Exercise goal:
Each line containing the word "Configuration" needs to be copied.

Supplied information:
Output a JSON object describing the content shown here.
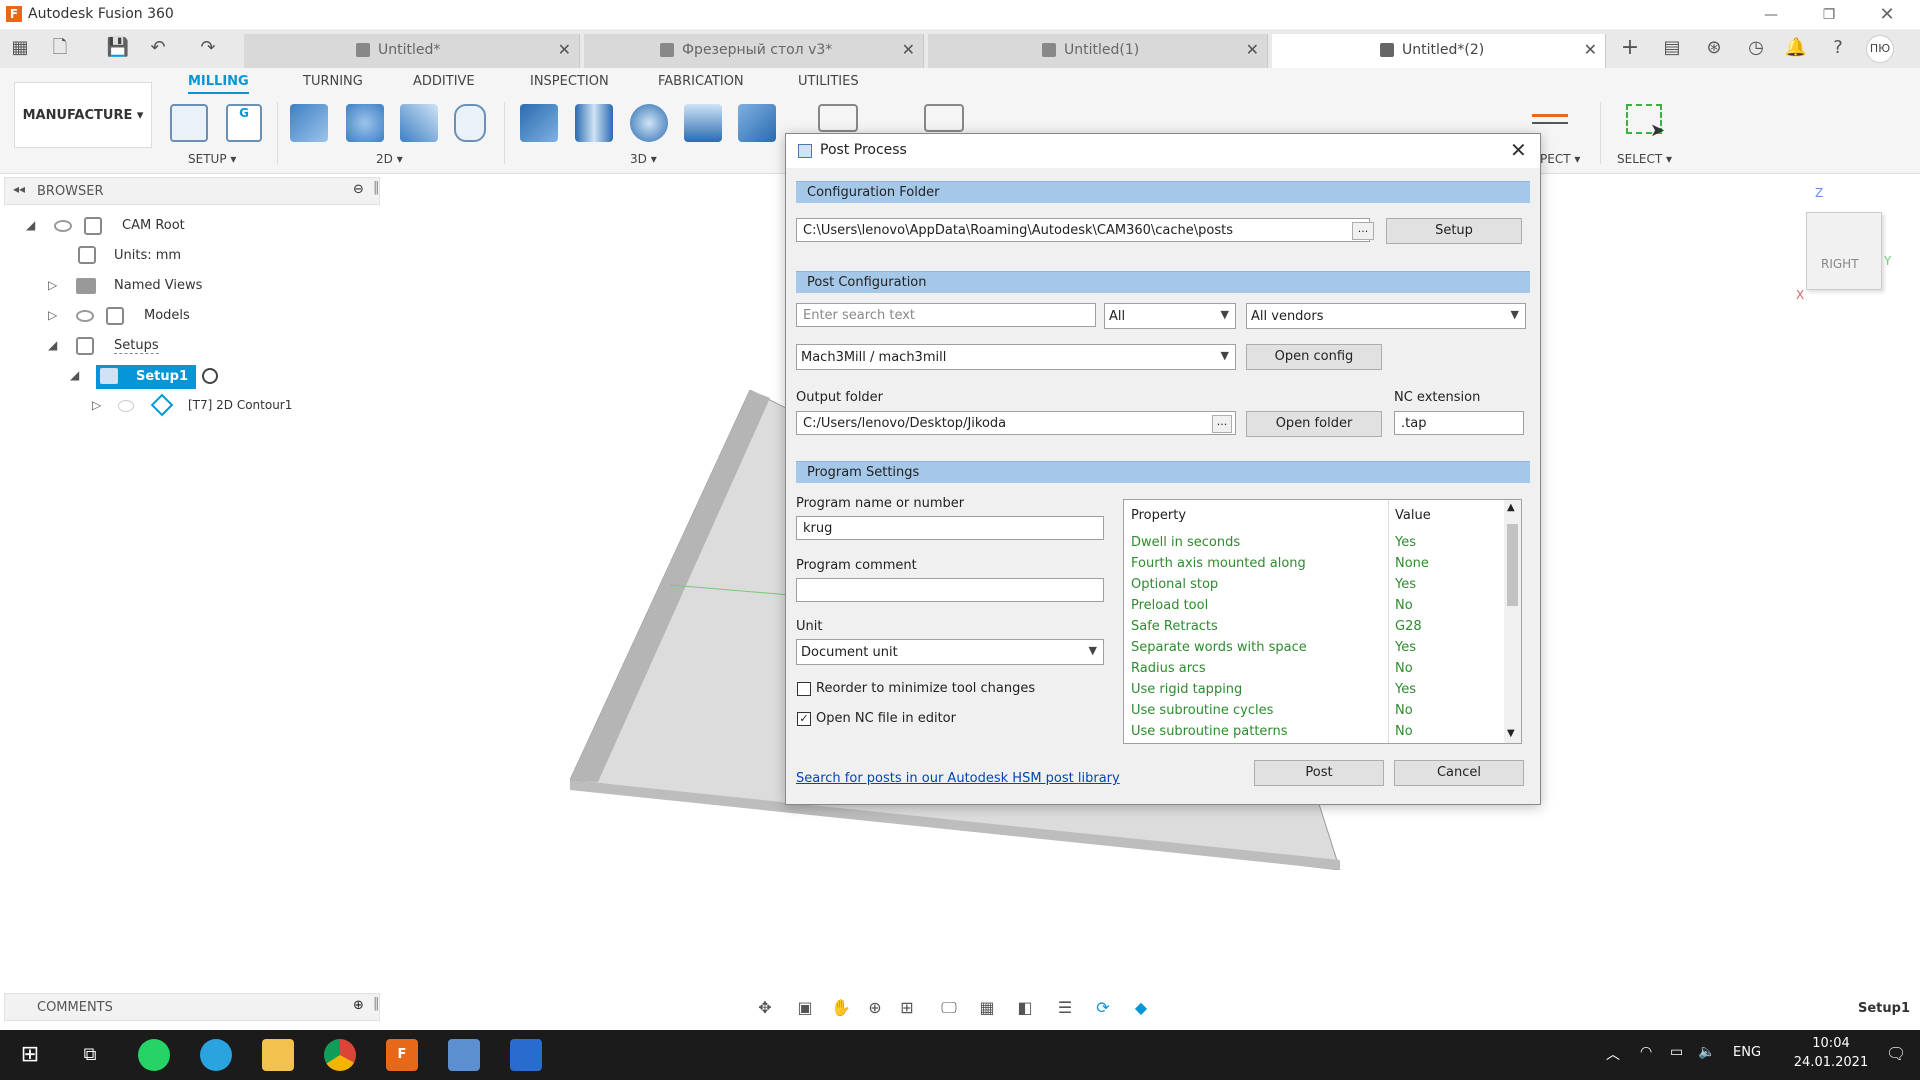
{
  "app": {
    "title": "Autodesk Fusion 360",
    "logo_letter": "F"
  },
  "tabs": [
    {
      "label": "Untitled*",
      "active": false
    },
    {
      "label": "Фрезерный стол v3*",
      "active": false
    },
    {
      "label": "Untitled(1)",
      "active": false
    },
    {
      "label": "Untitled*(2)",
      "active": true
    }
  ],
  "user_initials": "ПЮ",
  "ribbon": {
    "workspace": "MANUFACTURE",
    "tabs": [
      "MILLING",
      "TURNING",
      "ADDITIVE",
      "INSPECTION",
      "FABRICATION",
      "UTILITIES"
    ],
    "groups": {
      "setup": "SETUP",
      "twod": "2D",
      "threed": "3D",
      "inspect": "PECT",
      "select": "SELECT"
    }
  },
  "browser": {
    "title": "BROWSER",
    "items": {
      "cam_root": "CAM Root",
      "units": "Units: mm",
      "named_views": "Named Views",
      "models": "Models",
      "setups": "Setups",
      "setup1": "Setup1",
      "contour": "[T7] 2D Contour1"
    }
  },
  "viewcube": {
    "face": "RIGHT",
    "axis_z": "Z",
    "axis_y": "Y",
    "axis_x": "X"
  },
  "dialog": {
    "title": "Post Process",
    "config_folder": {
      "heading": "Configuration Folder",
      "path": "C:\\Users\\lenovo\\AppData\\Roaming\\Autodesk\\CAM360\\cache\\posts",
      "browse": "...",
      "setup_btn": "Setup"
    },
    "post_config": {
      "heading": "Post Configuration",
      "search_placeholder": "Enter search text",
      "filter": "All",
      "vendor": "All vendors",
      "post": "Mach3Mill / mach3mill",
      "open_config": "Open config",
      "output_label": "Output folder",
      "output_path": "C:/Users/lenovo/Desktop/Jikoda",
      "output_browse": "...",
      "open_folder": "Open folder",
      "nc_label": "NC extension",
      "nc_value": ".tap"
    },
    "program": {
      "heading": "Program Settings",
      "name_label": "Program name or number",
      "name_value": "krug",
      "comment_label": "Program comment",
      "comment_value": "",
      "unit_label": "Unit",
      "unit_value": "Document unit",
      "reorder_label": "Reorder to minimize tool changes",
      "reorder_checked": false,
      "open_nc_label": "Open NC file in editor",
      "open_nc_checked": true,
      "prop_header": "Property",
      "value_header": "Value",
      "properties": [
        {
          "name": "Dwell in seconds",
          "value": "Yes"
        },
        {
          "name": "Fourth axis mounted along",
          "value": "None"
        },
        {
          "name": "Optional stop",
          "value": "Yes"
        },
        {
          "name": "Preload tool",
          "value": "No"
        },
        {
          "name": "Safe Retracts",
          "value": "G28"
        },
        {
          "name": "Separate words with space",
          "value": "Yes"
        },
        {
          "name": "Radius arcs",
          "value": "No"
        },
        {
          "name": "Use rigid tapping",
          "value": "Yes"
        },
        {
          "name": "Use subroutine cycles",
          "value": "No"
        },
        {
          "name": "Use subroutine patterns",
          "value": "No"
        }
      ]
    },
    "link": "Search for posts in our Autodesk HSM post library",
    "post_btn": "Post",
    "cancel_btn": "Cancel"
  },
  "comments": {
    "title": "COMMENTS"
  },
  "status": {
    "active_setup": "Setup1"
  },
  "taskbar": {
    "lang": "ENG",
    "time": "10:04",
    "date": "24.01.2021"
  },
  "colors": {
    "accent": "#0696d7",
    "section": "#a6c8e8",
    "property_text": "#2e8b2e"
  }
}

Task solution:
      "heading": "Configuration Folder",
      "heading": "Post Configuration",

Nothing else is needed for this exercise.